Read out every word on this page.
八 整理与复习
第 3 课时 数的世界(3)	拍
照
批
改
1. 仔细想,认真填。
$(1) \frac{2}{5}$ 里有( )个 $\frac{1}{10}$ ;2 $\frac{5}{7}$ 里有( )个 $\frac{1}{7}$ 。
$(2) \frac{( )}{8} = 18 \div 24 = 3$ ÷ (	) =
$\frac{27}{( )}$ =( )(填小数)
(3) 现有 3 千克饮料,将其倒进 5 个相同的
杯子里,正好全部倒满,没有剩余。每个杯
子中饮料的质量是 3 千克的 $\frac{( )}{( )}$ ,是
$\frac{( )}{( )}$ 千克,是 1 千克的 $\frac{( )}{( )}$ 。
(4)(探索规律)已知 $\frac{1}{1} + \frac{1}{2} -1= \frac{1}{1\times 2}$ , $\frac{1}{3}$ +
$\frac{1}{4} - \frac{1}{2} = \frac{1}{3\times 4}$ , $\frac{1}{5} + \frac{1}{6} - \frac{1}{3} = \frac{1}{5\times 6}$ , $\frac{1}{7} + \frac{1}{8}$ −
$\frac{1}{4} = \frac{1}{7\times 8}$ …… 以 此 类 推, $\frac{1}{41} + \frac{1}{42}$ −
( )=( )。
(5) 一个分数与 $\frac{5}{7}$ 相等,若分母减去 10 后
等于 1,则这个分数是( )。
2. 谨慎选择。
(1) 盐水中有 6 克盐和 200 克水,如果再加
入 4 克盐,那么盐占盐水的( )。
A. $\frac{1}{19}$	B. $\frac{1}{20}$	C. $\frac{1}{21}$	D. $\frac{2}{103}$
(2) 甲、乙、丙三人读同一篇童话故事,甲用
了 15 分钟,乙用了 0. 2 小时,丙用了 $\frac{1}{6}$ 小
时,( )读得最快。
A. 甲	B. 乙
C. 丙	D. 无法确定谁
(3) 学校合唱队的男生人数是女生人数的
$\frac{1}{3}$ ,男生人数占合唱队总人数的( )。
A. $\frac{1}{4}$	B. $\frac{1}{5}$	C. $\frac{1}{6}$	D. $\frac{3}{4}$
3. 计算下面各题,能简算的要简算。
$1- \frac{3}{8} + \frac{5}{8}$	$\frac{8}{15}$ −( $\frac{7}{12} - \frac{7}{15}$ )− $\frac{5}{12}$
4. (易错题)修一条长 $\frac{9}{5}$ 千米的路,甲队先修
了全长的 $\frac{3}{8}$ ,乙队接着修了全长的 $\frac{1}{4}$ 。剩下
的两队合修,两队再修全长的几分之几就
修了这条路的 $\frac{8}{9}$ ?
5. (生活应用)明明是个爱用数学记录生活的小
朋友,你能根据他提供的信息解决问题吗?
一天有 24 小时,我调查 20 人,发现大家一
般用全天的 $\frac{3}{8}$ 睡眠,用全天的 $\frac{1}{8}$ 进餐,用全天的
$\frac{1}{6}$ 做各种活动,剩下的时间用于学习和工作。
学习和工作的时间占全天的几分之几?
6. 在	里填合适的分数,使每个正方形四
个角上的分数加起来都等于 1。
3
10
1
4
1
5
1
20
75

········

> _YOUR TASK_
Give back the whole listing exactly as it reads.

> _FINISHED ANSWER_
Read out every word on this page.
八 整理与复习
第 3 课时 数的世界(3)	拍
照
批
改
1. 仔细想,认真填。
$(1) \frac{2}{5}$ 里有( )个 $\frac{1}{10}$ ;2 $\frac{5}{7}$ 里有( )个 $\frac{1}{7}$ 。
$(2) \frac{( )}{8} = 18 \div 24 = 3$ ÷ (	) =
$\frac{27}{( )}$ =( )(填小数)
(3) 现有 3 千克饮料,将其倒进 5 个相同的
杯子里,正好全部倒满,没有剩余。每个杯
子中饮料的质量是 3 千克的 $\frac{( )}{( )}$ ,是
$\frac{( )}{( )}$ 千克,是 1 千克的 $\frac{( )}{( )}$ 。
(4)(探索规律)已知 $\frac{1}{1} + \frac{1}{2} -1= \frac{1}{1\times 2}$ , $\frac{1}{3}$ +
$\frac{1}{4} - \frac{1}{2} = \frac{1}{3\times 4}$ , $\frac{1}{5} + \frac{1}{6} - \frac{1}{3} = \frac{1}{5\times 6}$ , $\frac{1}{7} + \frac{1}{8}$ −
$\frac{1}{4} = \frac{1}{7\times 8}$ …… 以 此 类 推, $\frac{1}{41} + \frac{1}{42}$ −
( )=( )。
(5) 一个分数与 $\frac{5}{7}$ 相等,若分母减去 10 后
等于 1,则这个分数是( )。
2. 谨慎选择。
(1) 盐水中有 6 克盐和 200 克水,如果再加
入 4 克盐,那么盐占盐水的( )。
A. $\frac{1}{19}$	B. $\frac{1}{20}$	C. $\frac{1}{21}$	D. $\frac{2}{103}$
(2) 甲、乙、丙三人读同一篇童话故事,甲用
了 15 分钟,乙用了 0. 2 小时,丙用了 $\frac{1}{6}$ 小
时,( )读得最快。
A. 甲	B. 乙
C. 丙	D. 无法确定谁
(3) 学校合唱队的男生人数是女生人数的
$\frac{1}{3}$ ,男生人数占合唱队总人数的( )。
A. $\frac{1}{4}$	B. $\frac{1}{5}$	C. $\frac{1}{6}$	D. $\frac{3}{4}$
3. 计算下面各题,能简算的要简算。
$1- \frac{3}{8} + \frac{5}{8}$	$\frac{8}{15}$ −( $\frac{7}{12} - \frac{7}{15}$ )− $\frac{5}{12}$
4. (易错题)修一条长 $\frac{9}{5}$ 千米的路,甲队先修
了全长的 $\frac{3}{8}$ ,乙队接着修了全长的 $\frac{1}{4}$ 。剩下
的两队合修,两队再修全长的几分之几就
修了这条路的 $\frac{8}{9}$ ?
5. (生活应用)明明是个爱用数学记录生活的小
朋友,你能根据他提供的信息解决问题吗?
一天有 24 小时,我调查 20 人,发现大家一
般用全天的 $\frac{3}{8}$ 睡眠,用全天的 $\frac{1}{8}$ 进餐,用全天的
$\frac{1}{6}$ 做各种活动,剩下的时间用于学习和工作。
学习和工作的时间占全天的几分之几?
6. 在	里填合适的分数,使每个正方形四
个角上的分数加起来都等于 1。
3
10
1
4
1
5
1
20
75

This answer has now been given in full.